The records should be written out in full, with nothing altered.

^^^^^^^^^^^^^^^^

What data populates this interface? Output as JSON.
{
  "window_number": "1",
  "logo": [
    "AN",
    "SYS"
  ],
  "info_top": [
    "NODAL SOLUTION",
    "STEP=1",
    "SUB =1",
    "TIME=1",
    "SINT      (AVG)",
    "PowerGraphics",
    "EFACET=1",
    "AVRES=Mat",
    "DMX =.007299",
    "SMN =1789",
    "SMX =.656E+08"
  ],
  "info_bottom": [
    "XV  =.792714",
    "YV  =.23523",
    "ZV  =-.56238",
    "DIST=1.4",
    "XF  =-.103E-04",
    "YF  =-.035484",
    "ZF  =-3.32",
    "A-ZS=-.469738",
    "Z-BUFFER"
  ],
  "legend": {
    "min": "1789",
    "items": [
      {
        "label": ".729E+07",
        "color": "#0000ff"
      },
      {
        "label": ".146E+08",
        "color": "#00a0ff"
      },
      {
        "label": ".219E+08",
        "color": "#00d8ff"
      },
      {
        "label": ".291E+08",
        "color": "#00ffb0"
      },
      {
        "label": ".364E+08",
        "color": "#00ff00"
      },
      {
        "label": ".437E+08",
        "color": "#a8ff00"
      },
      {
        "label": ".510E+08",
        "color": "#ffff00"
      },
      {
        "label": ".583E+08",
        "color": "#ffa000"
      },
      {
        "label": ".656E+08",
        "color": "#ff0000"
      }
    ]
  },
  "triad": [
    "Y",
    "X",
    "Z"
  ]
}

^^^^^^^^^^^^^^^^

Response to this exercise:
What data populates this interface? Output as JSON.
{
  "window_number": "1",
  "logo": [
    "AN",
    "SYS"
  ],
  "info_top": [
    "NODAL SOLUTION",
    "STEP=1",
    "SUB =1",
    "TIME=1",
    "SINT      (AVG)",
    "PowerGraphics",
    "EFACET=1",
    "AVRES=Mat",
    "DMX =.007299",
    "SMN =1789",
    "SMX =.656E+08"
  ],
  "info_bottom": [
    "XV  =.792714",
    "YV  =.23523",
    "ZV  =-.56238",
    "DIST=1.4",
    "XF  =-.103E-04",
    "YF  =-.035484",
    "ZF  =-3.32",
    "A-ZS=-.469738",
    "Z-BUFFER"
  ],
  "legend": {
    "min": "1789",
    "items": [
      {
        "label": ".729E+07",
        "color": "#0000ff"
      },
      {
        "label": ".146E+08",
        "color": "#00a0ff"
      },
      {
        "label": ".219E+08",
        "color": "#00d8ff"
      },
      {
        "label": ".291E+08",
        "color": "#00ffb0"
      },
      {
        "label": ".364E+08",
        "color": "#00ff00"
      },
      {
        "label": ".437E+08",
        "color": "#a8ff00"
      },
      {
        "label": ".510E+08",
        "color": "#ffff00"
      },
      {
        "label": ".583E+08",
        "color": "#ffa000"
      },
      {
        "label": ".656E+08",
        "color": "#ff0000"
      }
    ]
  },
  "triad": [
    "Y",
    "X",
    "Z"
  ]
}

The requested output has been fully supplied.